**Problem to work on:** Restate the records below word for word.
--- Begin Data listing ---
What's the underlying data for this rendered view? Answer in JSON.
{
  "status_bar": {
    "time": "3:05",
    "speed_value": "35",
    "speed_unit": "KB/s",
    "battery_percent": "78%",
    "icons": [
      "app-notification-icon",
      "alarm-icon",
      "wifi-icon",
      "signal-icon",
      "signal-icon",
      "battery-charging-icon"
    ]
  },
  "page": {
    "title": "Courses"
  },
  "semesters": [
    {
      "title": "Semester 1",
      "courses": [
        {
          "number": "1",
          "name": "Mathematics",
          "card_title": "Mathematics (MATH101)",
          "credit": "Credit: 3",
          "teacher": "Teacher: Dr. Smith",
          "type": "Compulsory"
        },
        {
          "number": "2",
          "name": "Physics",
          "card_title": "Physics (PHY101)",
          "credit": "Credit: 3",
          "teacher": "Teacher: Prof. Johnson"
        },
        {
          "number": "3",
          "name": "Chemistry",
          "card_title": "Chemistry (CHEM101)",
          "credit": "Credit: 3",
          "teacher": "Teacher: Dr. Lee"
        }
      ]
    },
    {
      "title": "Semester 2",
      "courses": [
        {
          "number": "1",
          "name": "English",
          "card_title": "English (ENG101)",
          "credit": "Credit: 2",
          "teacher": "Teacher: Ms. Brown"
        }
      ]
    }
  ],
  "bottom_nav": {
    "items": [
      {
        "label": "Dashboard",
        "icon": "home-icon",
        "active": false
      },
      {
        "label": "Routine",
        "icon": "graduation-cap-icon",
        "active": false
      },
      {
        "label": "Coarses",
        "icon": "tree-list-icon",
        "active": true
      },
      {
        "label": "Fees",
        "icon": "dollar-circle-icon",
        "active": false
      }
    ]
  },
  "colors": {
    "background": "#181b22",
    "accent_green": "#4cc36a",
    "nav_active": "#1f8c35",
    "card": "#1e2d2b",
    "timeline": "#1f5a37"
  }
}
--- End Data listing ---
**Exercise answer:**
What's the underlying data for this rendered view? Answer in JSON.
{
  "status_bar": {
    "time": "3:05",
    "speed_value": "35",
    "speed_unit": "KB/s",
    "battery_percent": "78%",
    "icons": [
      "app-notification-icon",
      "alarm-icon",
      "wifi-icon",
      "signal-icon",
      "signal-icon",
      "battery-charging-icon"
    ]
  },
  "page": {
    "title": "Courses"
  },
  "semesters": [
    {
      "title": "Semester 1",
      "courses": [
        {
          "number": "1",
          "name": "Mathematics",
          "card_title": "Mathematics (MATH101)",
          "credit": "Credit: 3",
          "teacher": "Teacher: Dr. Smith",
          "type": "Compulsory"
        },
        {
          "number": "2",
          "name": "Physics",
          "card_title": "Physics (PHY101)",
          "credit": "Credit: 3",
          "teacher": "Teacher: Prof. Johnson"
        },
        {
          "number": "3",
          "name": "Chemistry",
          "card_title": "Chemistry (CHEM101)",
          "credit": "Credit: 3",
          "teacher": "Teacher: Dr. Lee"
        }
      ]
    },
    {
      "title": "Semester 2",
      "courses": [
        {
          "number": "1",
          "name": "English",
          "card_title": "English (ENG101)",
          "credit": "Credit: 2",
          "teacher": "Teacher: Ms. Brown"
        }
      ]
    }
  ],
  "bottom_nav": {
    "items": [
      {
        "label": "Dashboard",
        "icon": "home-icon",
        "active": false
      },
      {
        "label": "Routine",
        "icon": "graduation-cap-icon",
        "active": false
      },
      {
        "label": "Coarses",
        "icon": "tree-list-icon",
        "active": true
      },
      {
        "label": "Fees",
        "icon": "dollar-circle-icon",
        "active": false
      }
    ]
  },
  "colors": {
    "background": "#181b22",
    "accent_green": "#4cc36a",
    "nav_active": "#1f8c35",
    "card": "#1e2d2b",
    "timeline": "#1f5a37"
  }
}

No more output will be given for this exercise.